> [What you should do]
Omit all images, then return the remaining material exactly as it stands.

> [Supplied records]

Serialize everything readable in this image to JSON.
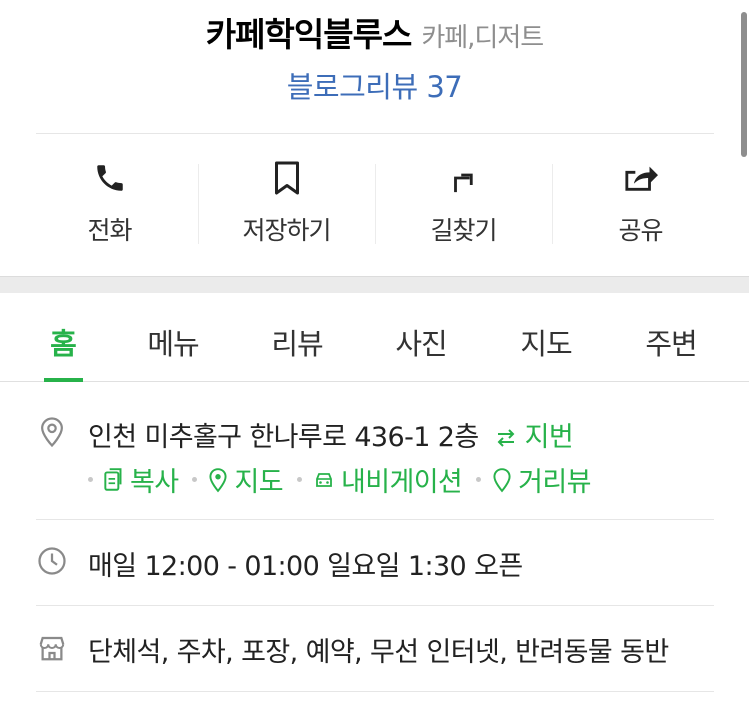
{
  "place": {
    "name": "카페학익블루스",
    "category": "카페,디저트",
    "review_link": "블로그리뷰 37"
  },
  "actions": [
    {
      "label": "전화",
      "icon": "phone-icon"
    },
    {
      "label": "저장하기",
      "icon": "bookmark-icon"
    },
    {
      "label": "길찾기",
      "icon": "directions-icon"
    },
    {
      "label": "공유",
      "icon": "share-icon"
    }
  ],
  "tabs": [
    {
      "label": "홈",
      "active": true
    },
    {
      "label": "메뉴",
      "active": false
    },
    {
      "label": "리뷰",
      "active": false
    },
    {
      "label": "사진",
      "active": false
    },
    {
      "label": "지도",
      "active": false
    },
    {
      "label": "주변",
      "active": false
    }
  ],
  "address": {
    "text": "인천 미추홀구 한나루로 436-1 2층",
    "lot_toggle": "지번",
    "links": [
      {
        "label": "복사",
        "icon": "copy-icon"
      },
      {
        "label": "지도",
        "icon": "map-pin-icon"
      },
      {
        "label": "내비게이션",
        "icon": "car-icon"
      },
      {
        "label": "거리뷰",
        "icon": "streetview-icon"
      }
    ]
  },
  "hours": {
    "text": "매일 12:00 - 01:00 일요일 1:30 오픈"
  },
  "amenities": {
    "text": "단체석, 주차, 포장, 예약, 무선 인터넷, 반려동물 동반"
  },
  "colors": {
    "accent": "#27b24a",
    "link": "#3d6db8",
    "muted": "#8e8e8e"
  }
}
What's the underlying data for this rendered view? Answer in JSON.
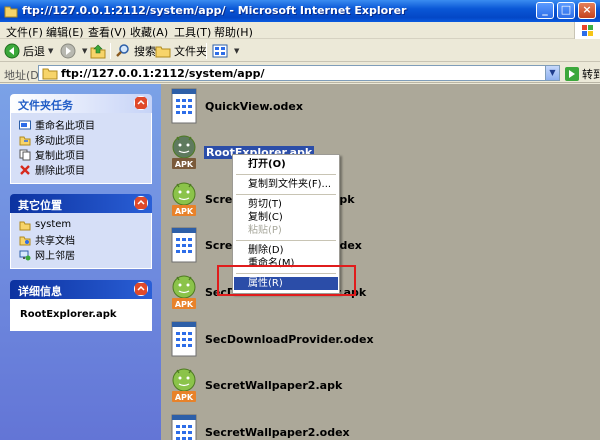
{
  "window": {
    "title": "ftp://127.0.0.1:2112/system/app/ - Microsoft Internet Explorer",
    "controls": {
      "minimize": "_",
      "maximize": "□",
      "close": "×"
    }
  },
  "menubar": [
    "文件(F)",
    "编辑(E)",
    "查看(V)",
    "收藏(A)",
    "工具(T)",
    "帮助(H)"
  ],
  "toolbar": {
    "back": "后退",
    "search": "搜索",
    "folders": "文件夹"
  },
  "address": {
    "label": "地址(D)",
    "url": "ftp://127.0.0.1:2112/system/app/",
    "go": "转到"
  },
  "sidebar": {
    "tasks": {
      "title": "文件夹任务",
      "items": [
        "重命名此项目",
        "移动此项目",
        "复制此项目",
        "删除此项目"
      ]
    },
    "places": {
      "title": "其它位置",
      "items": [
        "system",
        "共享文档",
        "网上邻居"
      ]
    },
    "details": {
      "title": "详细信息",
      "value": "RootExplorer.apk"
    }
  },
  "files": [
    {
      "name": "QuickView.odex",
      "type": "odex"
    },
    {
      "name": "RootExplorer.apk",
      "type": "apk",
      "selected": true
    },
    {
      "name": "ScreenCaptureShell.apk",
      "type": "apk"
    },
    {
      "name": "ScreenCaptureShell.odex",
      "type": "odex"
    },
    {
      "name": "SecDownloadProvider.apk",
      "type": "apk"
    },
    {
      "name": "SecDownloadProvider.odex",
      "type": "odex"
    },
    {
      "name": "SecretWallpaper2.apk",
      "type": "apk"
    },
    {
      "name": "SecretWallpaper2.odex",
      "type": "odex"
    }
  ],
  "apk_badge": "APK",
  "context_menu": {
    "open": "打开(O)",
    "copy_to_folder": "复制到文件夹(F)...",
    "cut": "剪切(T)",
    "copy": "复制(C)",
    "paste": "粘贴(P)",
    "delete": "删除(D)",
    "rename": "重命名(M)",
    "properties": "属性(R)"
  },
  "colors": {
    "highlight": "#2B4DA8",
    "annotation": "#E01C1C",
    "title_bar": "#0A57D6"
  }
}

> [Finished task]
Serialize everything readable in this image to JSON.
{
  "place": {
    "name": "카페학익블루스",
    "category": "카페,디저트",
    "review_link": "블로그리뷰 37"
  },
  "actions": [
    {
      "label": "전화",
      "icon": "phone-icon"
    },
    {
      "label": "저장하기",
      "icon": "bookmark-icon"
    },
    {
      "label": "길찾기",
      "icon": "directions-icon"
    },
    {
      "label": "공유",
      "icon": "share-icon"
    }
  ],
  "tabs": [
    {
      "label": "홈",
      "active": true
    },
    {
      "label": "메뉴",
      "active": false
    },
    {
      "label": "리뷰",
      "active": false
    },
    {
      "label": "사진",
      "active": false
    },
    {
      "label": "지도",
      "active": false
    },
    {
      "label": "주변",
      "active": false
    }
  ],
  "address": {
    "text": "인천 미추홀구 한나루로 436-1 2층",
    "lot_toggle": "지번",
    "links": [
      {
        "label": "복사",
        "icon": "copy-icon"
      },
      {
        "label": "지도",
        "icon": "map-pin-icon"
      },
      {
        "label": "내비게이션",
        "icon": "car-icon"
      },
      {
        "label": "거리뷰",
        "icon": "streetview-icon"
      }
    ]
  },
  "hours": {
    "text": "매일 12:00 - 01:00 일요일 1:30 오픈"
  },
  "amenities": {
    "text": "단체석, 주차, 포장, 예약, 무선 인터넷, 반려동물 동반"
  },
  "colors": {
    "accent": "#27b24a",
    "link": "#3d6db8",
    "muted": "#8e8e8e"
  }
}
What's the underlying data for this rendered view? Answer in JSON.
{
  "window": {
    "title": "ftp://127.0.0.1:2112/system/app/ - Microsoft Internet Explorer",
    "controls": {
      "minimize": "_",
      "maximize": "□",
      "close": "×"
    }
  },
  "menubar": [
    "文件(F)",
    "编辑(E)",
    "查看(V)",
    "收藏(A)",
    "工具(T)",
    "帮助(H)"
  ],
  "toolbar": {
    "back": "后退",
    "search": "搜索",
    "folders": "文件夹"
  },
  "address": {
    "label": "地址(D)",
    "url": "ftp://127.0.0.1:2112/system/app/",
    "go": "转到"
  },
  "sidebar": {
    "tasks": {
      "title": "文件夹任务",
      "items": [
        "重命名此项目",
        "移动此项目",
        "复制此项目",
        "删除此项目"
      ]
    },
    "places": {
      "title": "其它位置",
      "items": [
        "system",
        "共享文档",
        "网上邻居"
      ]
    },
    "details": {
      "title": "详细信息",
      "value": "RootExplorer.apk"
    }
  },
  "files": [
    {
      "name": "QuickView.odex",
      "type": "odex"
    },
    {
      "name": "RootExplorer.apk",
      "type": "apk",
      "selected": true
    },
    {
      "name": "ScreenCaptureShell.apk",
      "type": "apk"
    },
    {
      "name": "ScreenCaptureShell.odex",
      "type": "odex"
    },
    {
      "name": "SecDownloadProvider.apk",
      "type": "apk"
    },
    {
      "name": "SecDownloadProvider.odex",
      "type": "odex"
    },
    {
      "name": "SecretWallpaper2.apk",
      "type": "apk"
    },
    {
      "name": "SecretWallpaper2.odex",
      "type": "odex"
    }
  ],
  "apk_badge": "APK",
  "context_menu": {
    "open": "打开(O)",
    "copy_to_folder": "复制到文件夹(F)...",
    "cut": "剪切(T)",
    "copy": "复制(C)",
    "paste": "粘贴(P)",
    "delete": "删除(D)",
    "rename": "重命名(M)",
    "properties": "属性(R)"
  },
  "colors": {
    "highlight": "#2B4DA8",
    "annotation": "#E01C1C",
    "title_bar": "#0A57D6"
  }
}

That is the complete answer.